Problem details | Pull out every line below that holds the word "mạnh".

Listing |

— BEGIN —

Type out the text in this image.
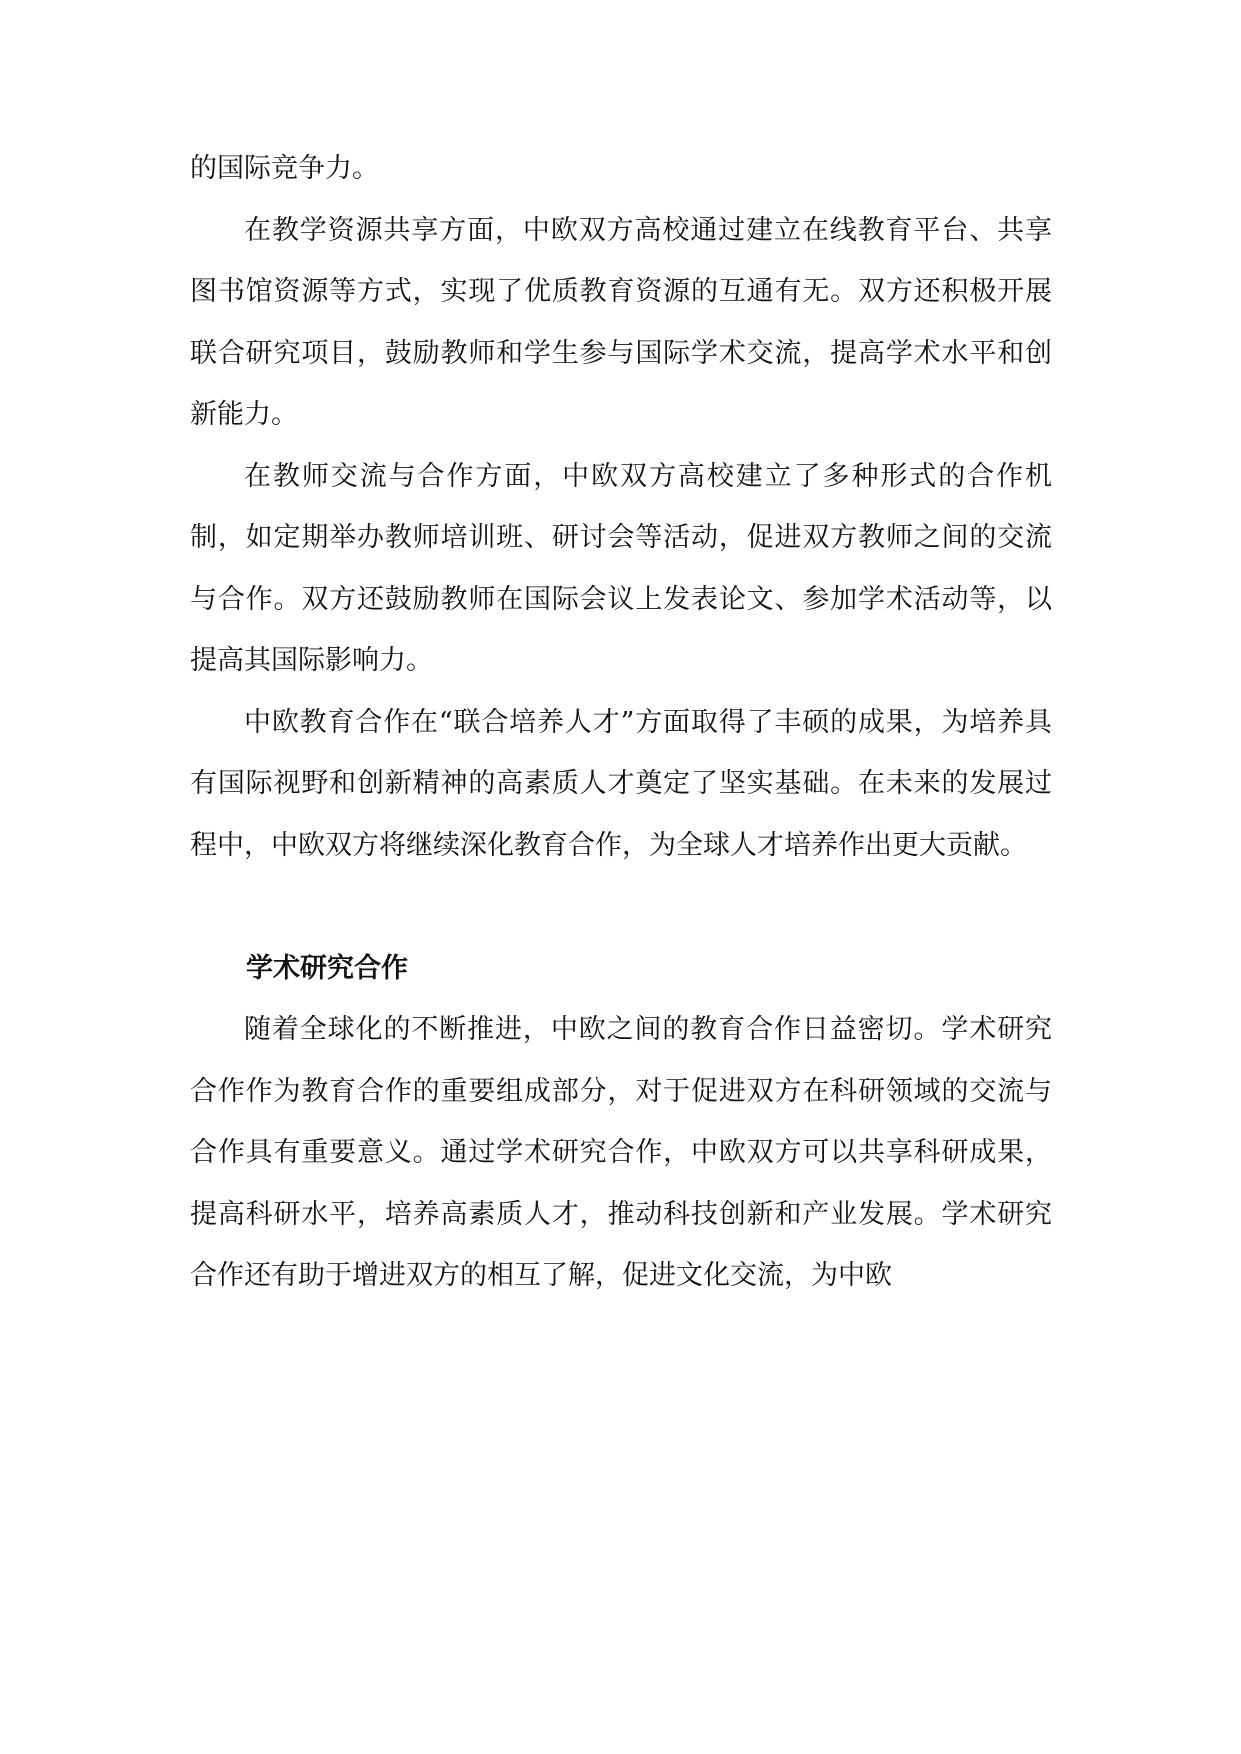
的国际竞争力。

在教学资源共享方面，中欧双方高校通过建立在线教育平台、共享图书馆资源等方式，实现了优质教育资源的互通有无。双方还积极开展联合研究项目，鼓励教师和学生参与国际学术交流，提高学术水平和创新能力。

在教师交流与合作方面，中欧双方高校建立了多种形式的合作机制，如定期举办教师培训班、研讨会等活动，促进双方教师之间的交流与合作。双方还鼓励教师在国际会议上发表论文、参加学术活动等，以提高其国际影响力。

中欧教育合作在“联合培养人才”方面取得了丰硕的成果，为培养具有国际视野和创新精神的高素质人才奠定了坚实基础。在未来的发展过程中，中欧双方将继续深化教育合作，为全球人才培养作出更大贡献。

学术研究合作

随着全球化的不断推进，中欧之间的教育合作日益密切。学术研究合作作为教育合作的重要组成部分，对于促进双方在科研领域的交流与合作具有重要意义。通过学术研究合作，中欧双方可以共享科研成果，提高科研水平，培养高素质人才，推动科技创新和产业发展。学术研究合作还有助于增进双方的相互了解，促进文化交流，为中欧
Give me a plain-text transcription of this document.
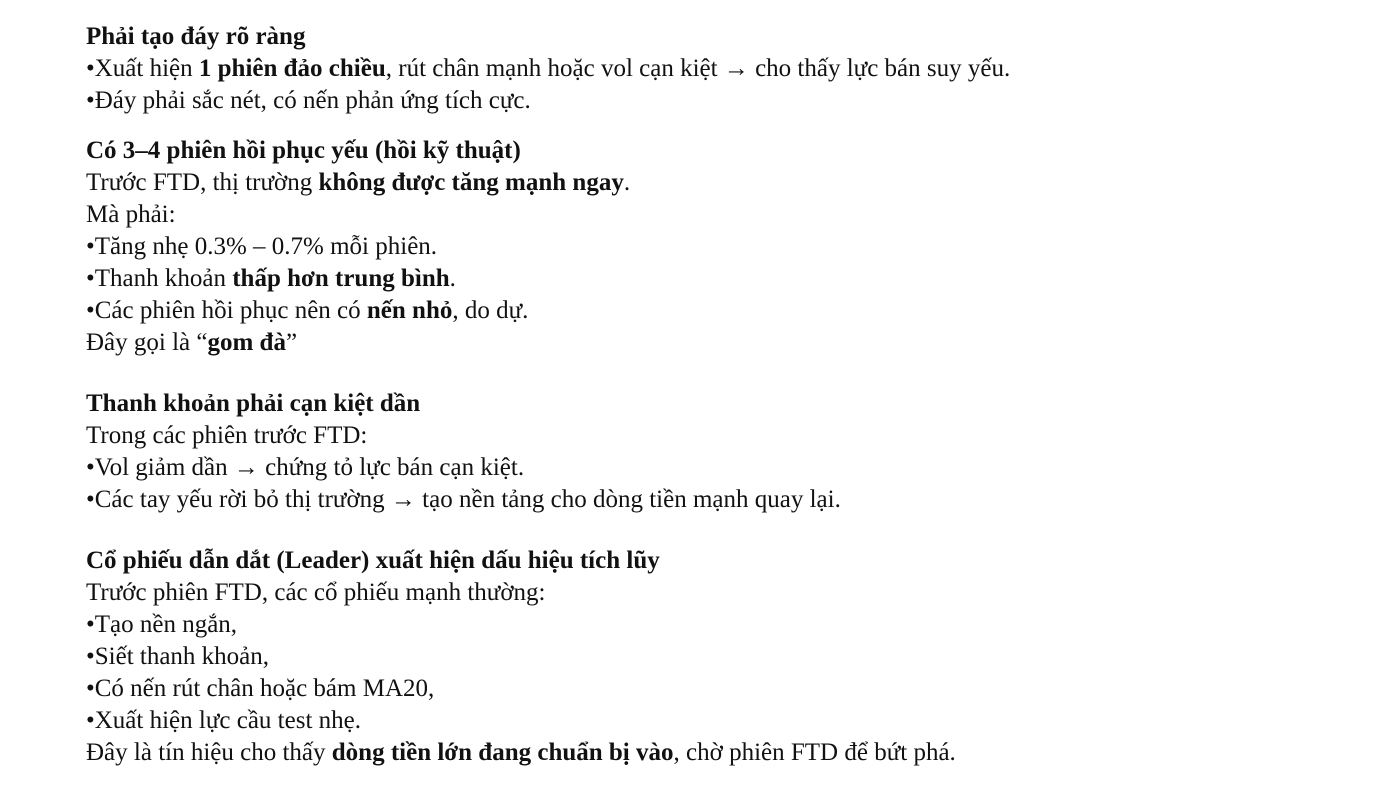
Phải tạo đáy rõ ràng
•Xuất hiện 1 phiên đảo chiều, rút chân mạnh hoặc vol cạn kiệt → cho thấy lực bán suy yếu.
•Đáy phải sắc nét, có nến phản ứng tích cực.
Có 3–4 phiên hồi phục yếu (hồi kỹ thuật)
Trước FTD, thị trường không được tăng mạnh ngay.
Mà phải:
•Tăng nhẹ 0.3% – 0.7% mỗi phiên.
•Thanh khoản thấp hơn trung bình.
•Các phiên hồi phục nên có nến nhỏ, do dự.
Đây gọi là “gom đà”
Thanh khoản phải cạn kiệt dần
Trong các phiên trước FTD:
•Vol giảm dần → chứng tỏ lực bán cạn kiệt.
•Các tay yếu rời bỏ thị trường → tạo nền tảng cho dòng tiền mạnh quay lại.
Cổ phiếu dẫn dắt (Leader) xuất hiện dấu hiệu tích lũy
Trước phiên FTD, các cổ phiếu mạnh thường:
•Tạo nền ngắn,
•Siết thanh khoản,
•Có nến rút chân hoặc bám MA20,
•Xuất hiện lực cầu test nhẹ.
Đây là tín hiệu cho thấy dòng tiền lớn đang chuẩn bị vào, chờ phiên FTD để bứt phá.
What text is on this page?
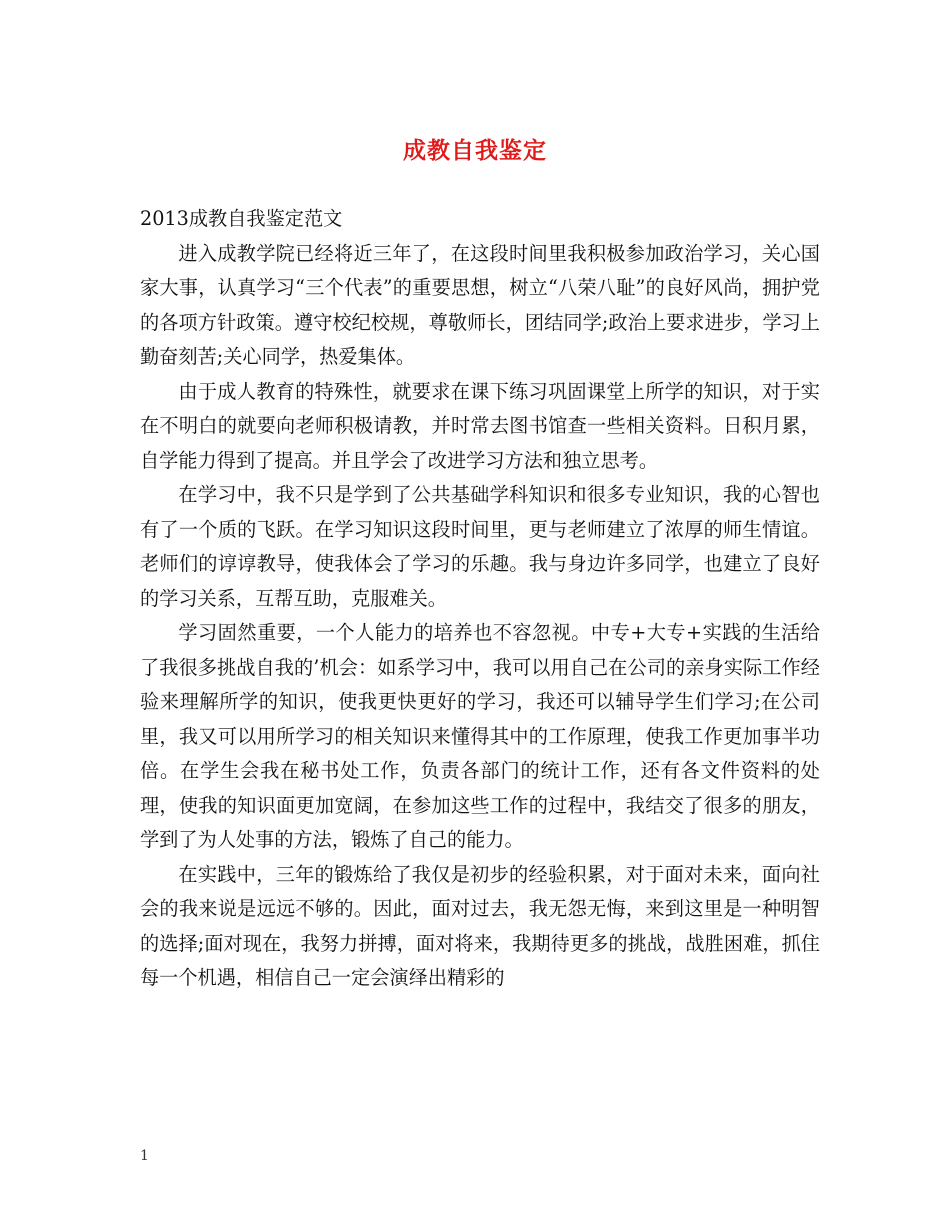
成教自我鉴定

2013成教自我鉴定范文

进入成教学院已经将近三年了，在这段时间里我积极参加政治学习，关心国家大事，认真学习“三个代表”的重要思想，树立“八荣八耻”的良好风尚，拥护党的各项方针政策。遵守校纪校规，尊敬师长，团结同学;政治上要求进步，学习上勤奋刻苦;关心同学，热爱集体。

由于成人教育的特殊性，就要求在课下练习巩固课堂上所学的知识，对于实在不明白的就要向老师积极请教，并时常去图书馆查一些相关资料。日积月累，自学能力得到了提高。并且学会了改进学习方法和独立思考。

在学习中，我不只是学到了公共基础学科知识和很多专业知识，我的心智也有了一个质的飞跃。在学习知识这段时间里，更与老师建立了浓厚的师生情谊。老师们的谆谆教导，使我体会了学习的乐趣。我与身边许多同学，也建立了良好的学习关系，互帮互助，克服难关。

学习固然重要，一个人能力的培养也不容忽视。中专+大专+实践的生活给了我很多挑战自我的’机会：如系学习中，我可以用自己在公司的亲身实际工作经验来理解所学的知识，使我更快更好的学习，我还可以辅导学生们学习;在公司里，我又可以用所学习的相关知识来懂得其中的工作原理，使我工作更加事半功倍。在学生会我在秘书处工作，负责各部门的统计工作，还有各文件资料的处理，使我的知识面更加宽阔，在参加这些工作的过程中，我结交了很多的朋友，学到了为人处事的方法，锻炼了自己的能力。

在实践中，三年的锻炼给了我仅是初步的经验积累，对于面对未来，面向社会的我来说是远远不够的。因此，面对过去，我无怨无悔，来到这里是一种明智的选择;面对现在，我努力拼搏，面对将来，我期待更多的挑战，战胜困难，抓住每一个机遇，相信自己一定会演绎出精彩的

1
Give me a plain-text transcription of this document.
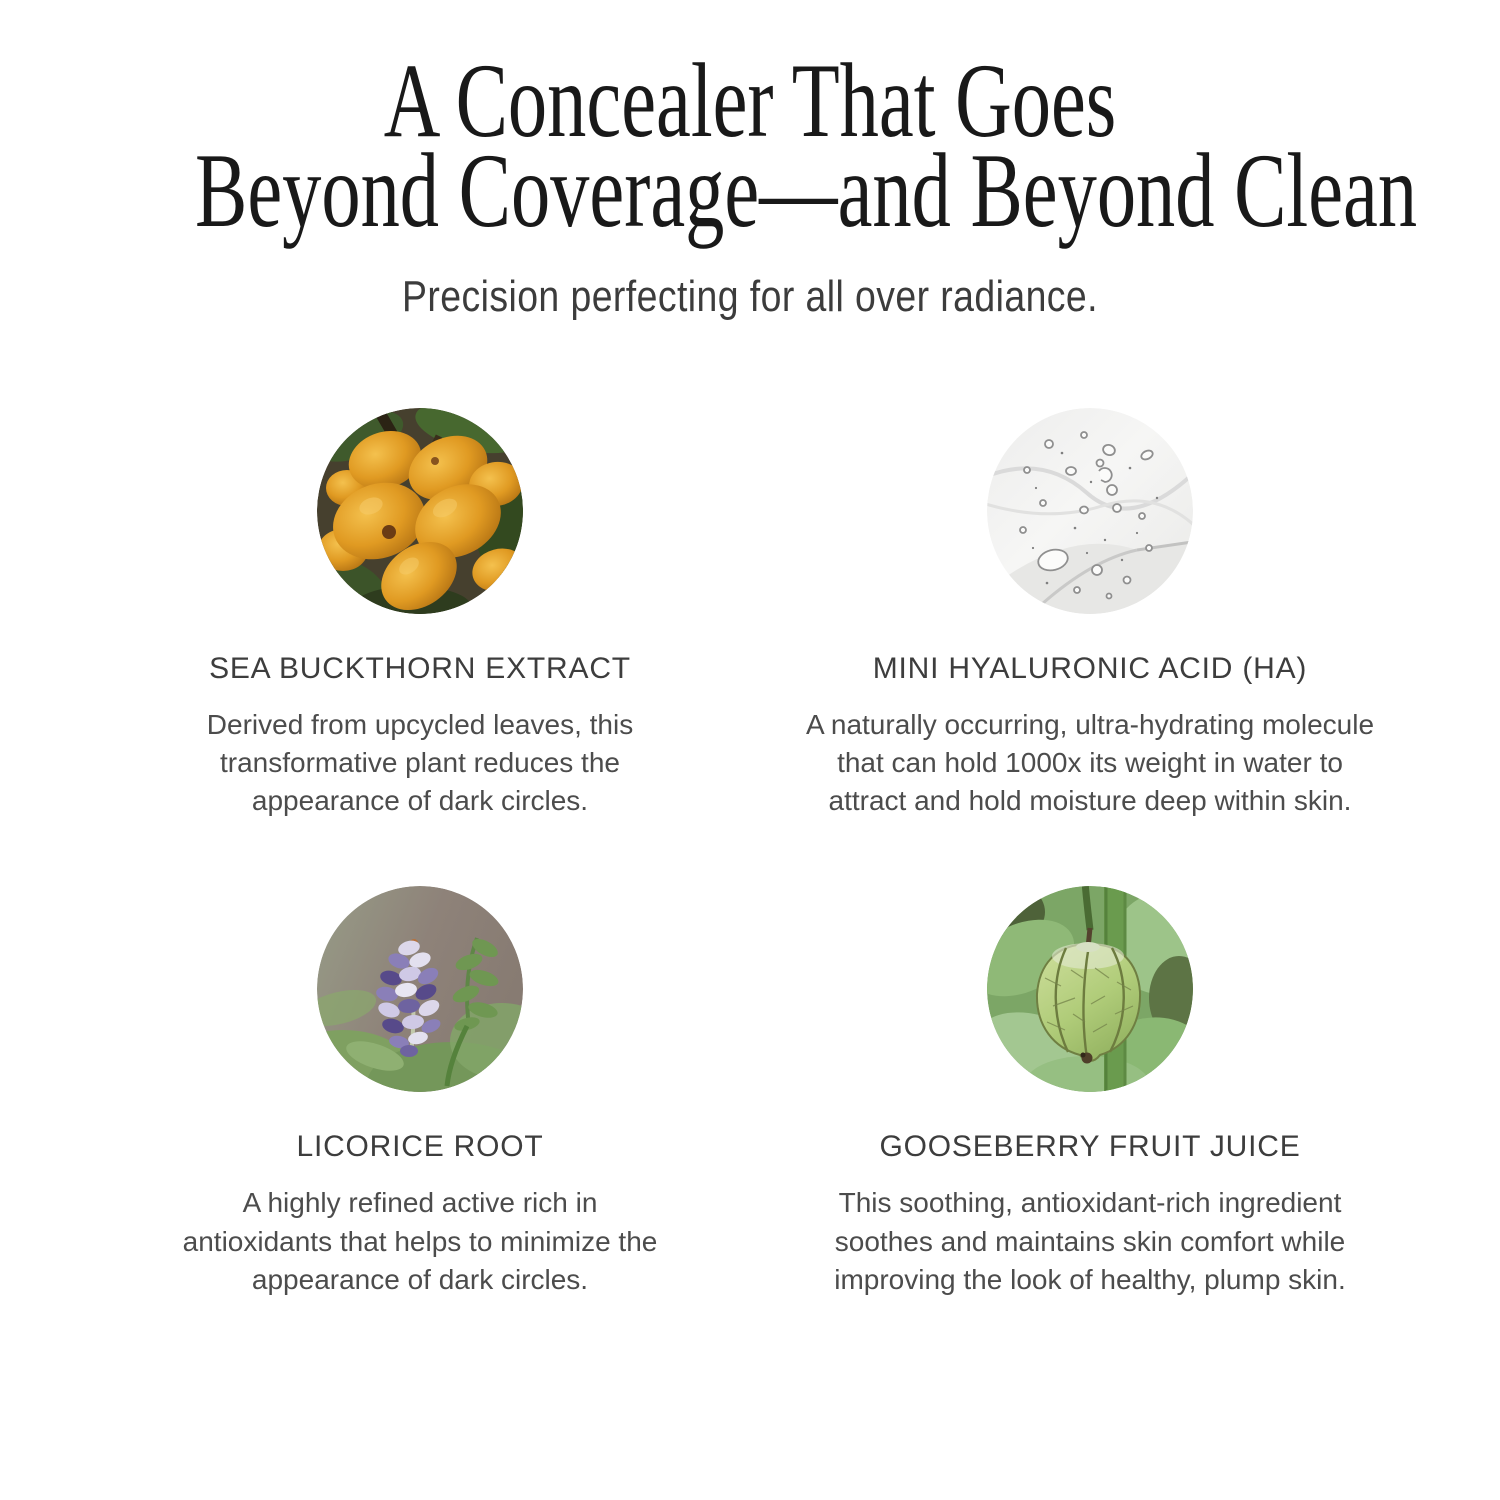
A Concealer That Goes
Beyond Coverage—and Beyond Clean

Precision perfecting for all over radiance.

SEA BUCKTHORN EXTRACT

Derived from upcycled leaves, this transformative plant reduces the appearance of dark circles.

MINI HYALURONIC ACID (HA)

A naturally occurring, ultra-hydrating molecule that can hold 1000x its weight in water to attract and hold moisture deep within skin.

LICORICE ROOT

A highly refined active rich in antioxidants that helps to minimize the appearance of dark circles.

GOOSEBERRY FRUIT JUICE

This soothing, antioxidant-rich ingredient soothes and maintains skin comfort while improving the look of healthy, plump skin.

— END —

Output below |
•Xuất hiện 1 phiên đảo chiều, rút chân mạnh hoặc vol cạn kiệt → cho thấy lực bán suy yếu.
Trước FTD, thị trường không được tăng mạnh ngay.
•Các tay yếu rời bỏ thị trường → tạo nền tảng cho dòng tiền mạnh quay lại.
Trước phiên FTD, các cổ phiếu mạnh thường:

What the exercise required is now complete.